Given instruction
Repeat the material verbatim and drop the pictures.

Supplied records
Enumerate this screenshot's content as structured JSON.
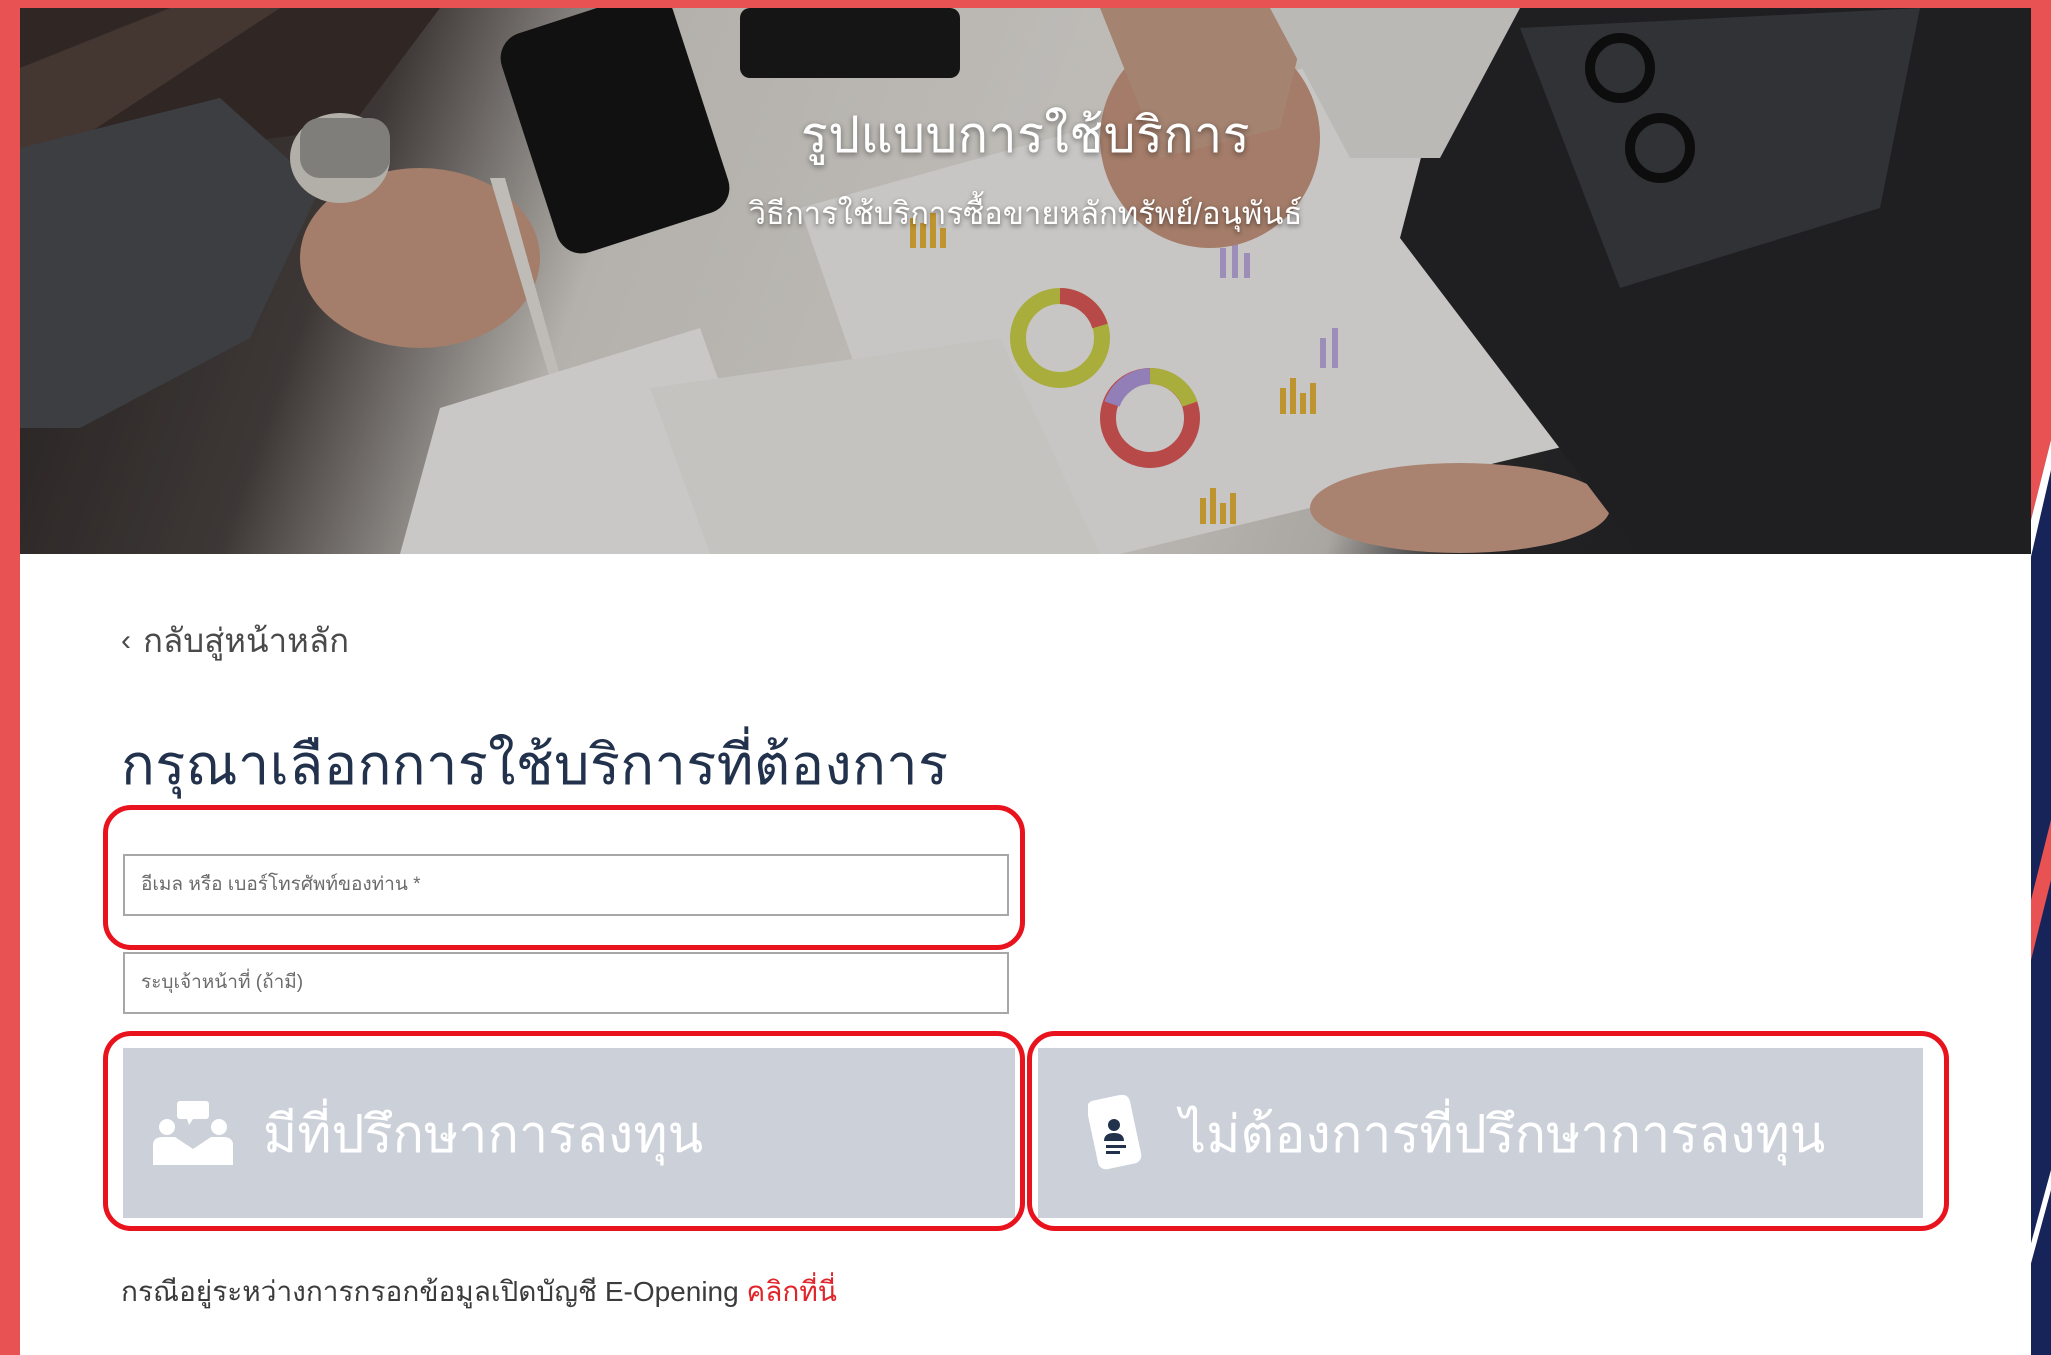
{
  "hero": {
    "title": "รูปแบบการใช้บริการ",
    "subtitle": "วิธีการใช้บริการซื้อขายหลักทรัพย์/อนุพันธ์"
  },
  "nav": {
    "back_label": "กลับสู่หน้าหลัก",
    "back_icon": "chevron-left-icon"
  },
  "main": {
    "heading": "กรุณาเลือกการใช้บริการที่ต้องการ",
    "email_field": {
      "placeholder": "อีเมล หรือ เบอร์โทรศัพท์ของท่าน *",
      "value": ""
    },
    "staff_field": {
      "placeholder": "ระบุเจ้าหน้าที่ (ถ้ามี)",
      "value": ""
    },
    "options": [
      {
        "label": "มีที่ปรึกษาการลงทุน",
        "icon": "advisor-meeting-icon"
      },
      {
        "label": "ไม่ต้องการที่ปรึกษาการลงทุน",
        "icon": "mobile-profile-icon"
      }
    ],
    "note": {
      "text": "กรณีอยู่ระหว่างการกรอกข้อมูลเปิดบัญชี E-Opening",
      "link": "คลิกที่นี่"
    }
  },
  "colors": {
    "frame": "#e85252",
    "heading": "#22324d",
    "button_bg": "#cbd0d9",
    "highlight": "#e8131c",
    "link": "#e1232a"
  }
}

Exercise response
Enumerate this screenshot's content as structured JSON.
{
  "hero": {
    "title": "รูปแบบการใช้บริการ",
    "subtitle": "วิธีการใช้บริการซื้อขายหลักทรัพย์/อนุพันธ์"
  },
  "nav": {
    "back_label": "กลับสู่หน้าหลัก",
    "back_icon": "chevron-left-icon"
  },
  "main": {
    "heading": "กรุณาเลือกการใช้บริการที่ต้องการ",
    "email_field": {
      "placeholder": "อีเมล หรือ เบอร์โทรศัพท์ของท่าน *",
      "value": ""
    },
    "staff_field": {
      "placeholder": "ระบุเจ้าหน้าที่ (ถ้ามี)",
      "value": ""
    },
    "options": [
      {
        "label": "มีที่ปรึกษาการลงทุน",
        "icon": "advisor-meeting-icon"
      },
      {
        "label": "ไม่ต้องการที่ปรึกษาการลงทุน",
        "icon": "mobile-profile-icon"
      }
    ],
    "note": {
      "text": "กรณีอยู่ระหว่างการกรอกข้อมูลเปิดบัญชี E-Opening",
      "link": "คลิกที่นี่"
    }
  },
  "colors": {
    "frame": "#e85252",
    "heading": "#22324d",
    "button_bg": "#cbd0d9",
    "highlight": "#e8131c",
    "link": "#e1232a"
  }
}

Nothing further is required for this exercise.